• Prompt 1
Please reproduce the OCI Object Storage upload post starting with "Next, we need" and going on through "a text file.", substituting "Create" for "Add".
• Prompt 2
Write the next part of the OCI Object Storage upload post, following on from its final sentence.
+++ Supplied text
Bulk Uploading 25 million files to OCI Object Storage

Jon DixonJon Dixon
7 min read

Introduction

This post describes an approach I used when bulk uploading 25 million files (amounting to 6 terabytes of storage) to the Oracle Cloud Infrastructure (OCI) Object Store.

Use Case

A recent project involved archiving Accounts Payable (AP) invoice data and attachments from a legacy Laswon ERP to an Archive solution. The UI for the Archive solution was built in Oracle APEX and ran on an OCI Autonomous Transaction Processing (ATP) database. The attachment files were stored in OCI Object Storage. The 24 million invoice Metadata records were loaded using DBMS_CLOUD.COPY_DATA, which left us needing to copy 25 million invoice attachments (mainly PDF and Excel files) to Object Storage. You can read more about this project here «TBD».

OCI Configs

Before being able to upload files to object store, we must complete some setups on OCI.

Bucket

Create a new object store bucket. In my examples, the bucket is called ASCEND_INVOICES.

User and Group

Create a User, a Group, and assign the user to the new group. Edit user capabilities so the user only has ‘API keys’. The user should look something like this:

Generate API Keys

Next, we need to generate an API key for the OCI CLI. Navigate to your new user, click ‘API keys’, then click ‘Download private key’. After the key downloads, click the ‘Add’ button.

After clicking the ‘Add’ button, capture the configuration file details in a text file.

💡
We will use this information when configuring the OCI Client later in this post.
++++++
+++ Material provided
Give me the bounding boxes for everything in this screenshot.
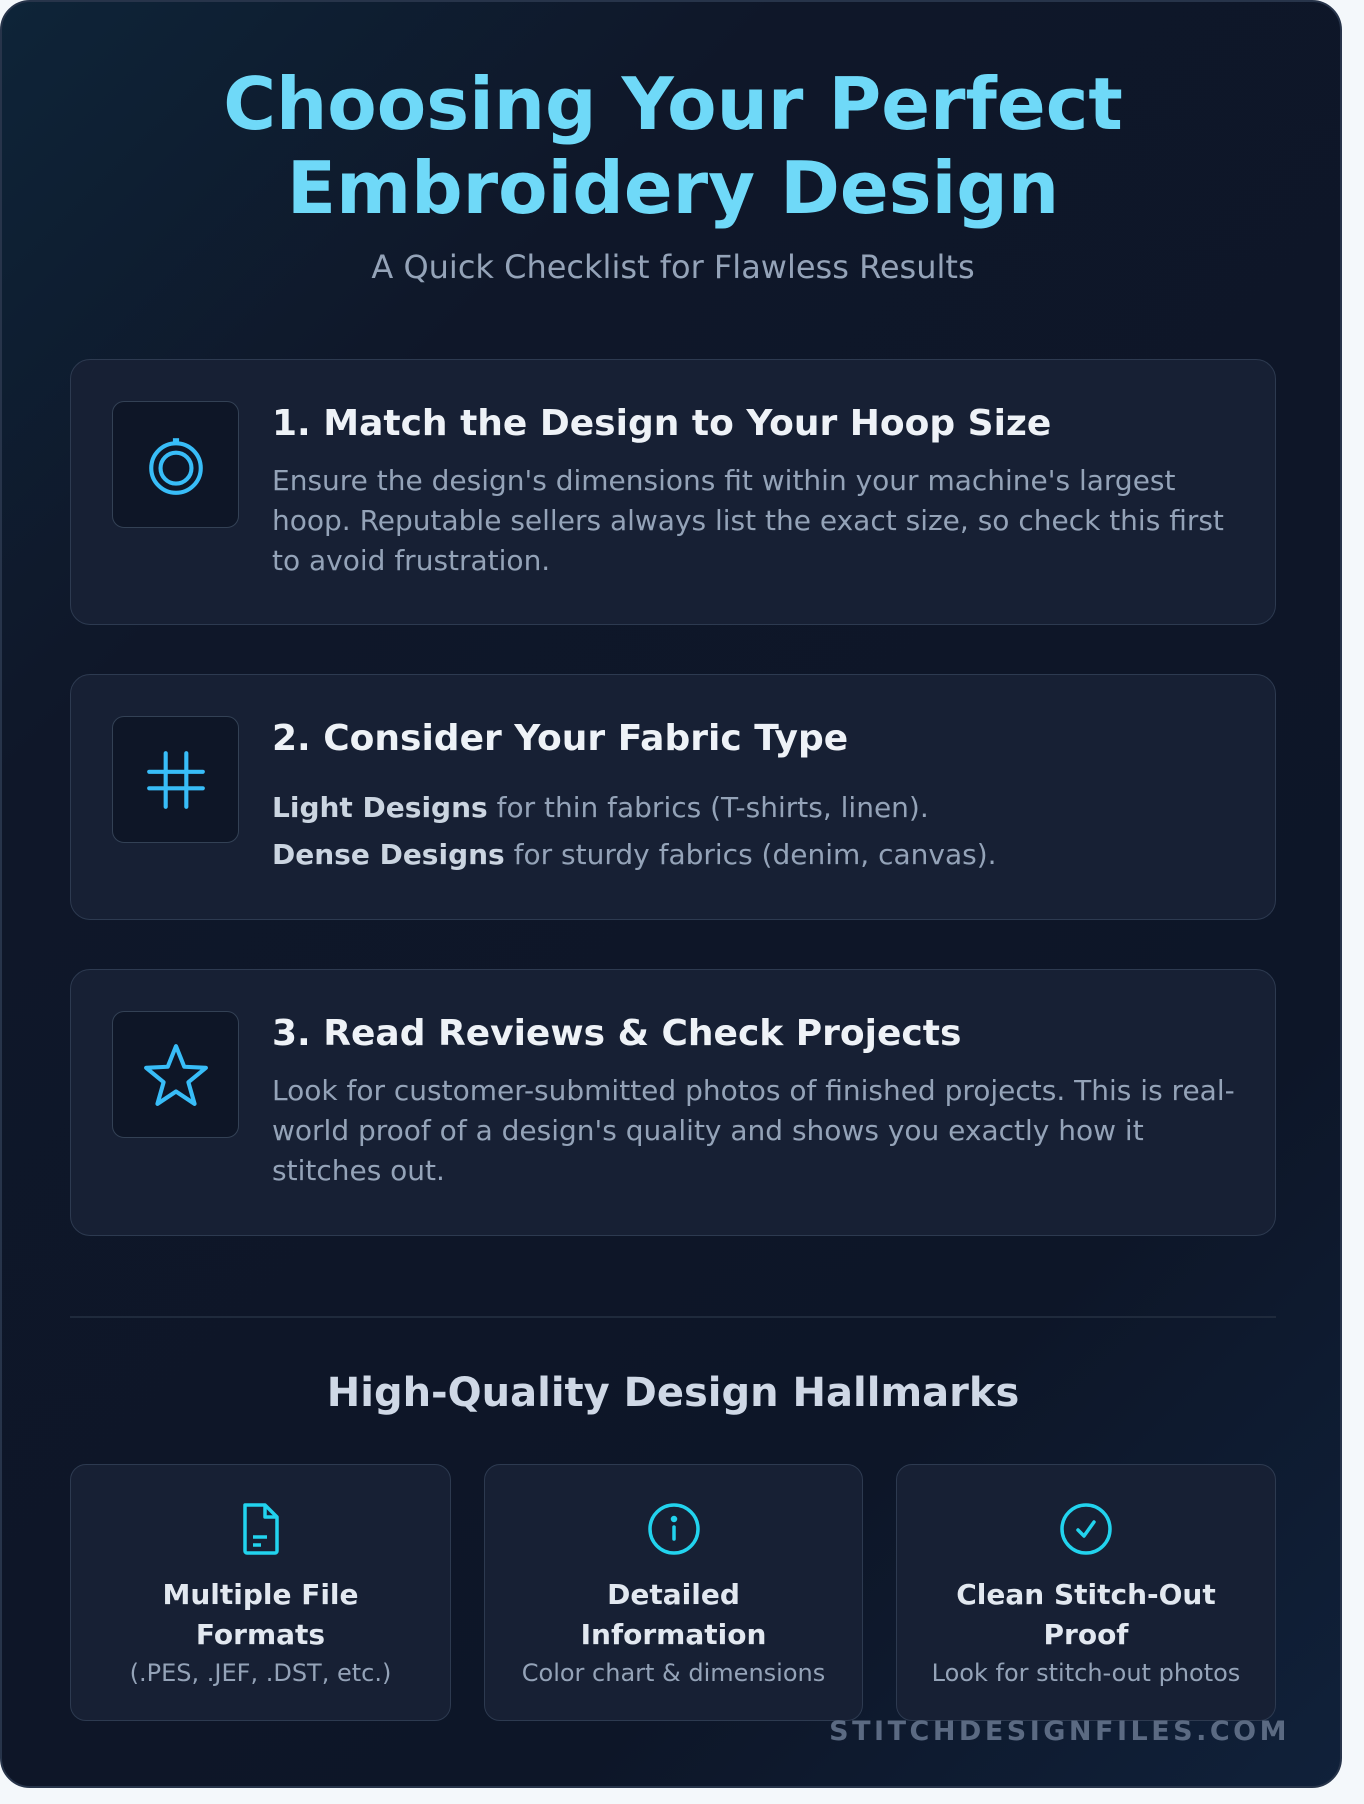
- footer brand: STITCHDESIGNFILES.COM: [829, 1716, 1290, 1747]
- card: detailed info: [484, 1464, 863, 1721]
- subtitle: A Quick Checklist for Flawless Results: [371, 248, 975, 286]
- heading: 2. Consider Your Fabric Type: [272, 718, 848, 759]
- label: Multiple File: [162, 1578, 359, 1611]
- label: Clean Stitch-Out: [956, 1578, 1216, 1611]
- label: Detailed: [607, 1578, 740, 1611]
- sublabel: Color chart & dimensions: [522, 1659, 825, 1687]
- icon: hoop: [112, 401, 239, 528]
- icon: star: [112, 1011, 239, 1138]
++++++
• Written response 1
Next, we need to generate an API key for the OCI CLI. Navigate to your new user, click ‘API keys’, then click ‘Download private key’. After the key downloads, click the ‘Create’ button.

After clicking the ‘Create’ button, capture the configuration file details in a text file.

• Written response 2
Policy

The final step on the OCI Console is to create a policy allowing the new group (and user) access to read and manage objects in your new bucket.

Allow group ascend_bucket_rw to read objects in tenancy 
  where target.bucket.name = 'ASCEND_INlVOICES'
Allow group ascend_bucket_rw to manage objects in tenancy where all 
  {target.bucket.name='ASCEND_INVOICES', 
   any {request.permission='OBJECT_CREATE', request.permission='OBJECT_INSPECT', 
   request.permission='OBJECT_READ',request.permission='OBJECT_OVERWRITE'}}
Allow group ascend_bucket_rw to read buckets in tenancy 
  where all {target.bucket.name='ASCEND_INVOICES'}

Install & Set up OCI CLI

Install

I followed this QuickStart guide when installing the CLI on Windows. If you use Homebrew on Mac, installing is even easier using this Homebrew Formula.

Set up the Config File

Setting up the config file is also straightforward. Just follow the steps outlined here.

If this is a fresh install of the CLI tool, the easiest way to set up the config file is to run the following command:

oci setup config

This will walk you through the configuration process. You will need the information from the ‘OCI Configs’ section above, specifically the ‘Configuration file preview’ and the Private Key you downloaded.

Result

If the setup goes well, you should end up with a hidden folder called ‘.oci’ in your user folder.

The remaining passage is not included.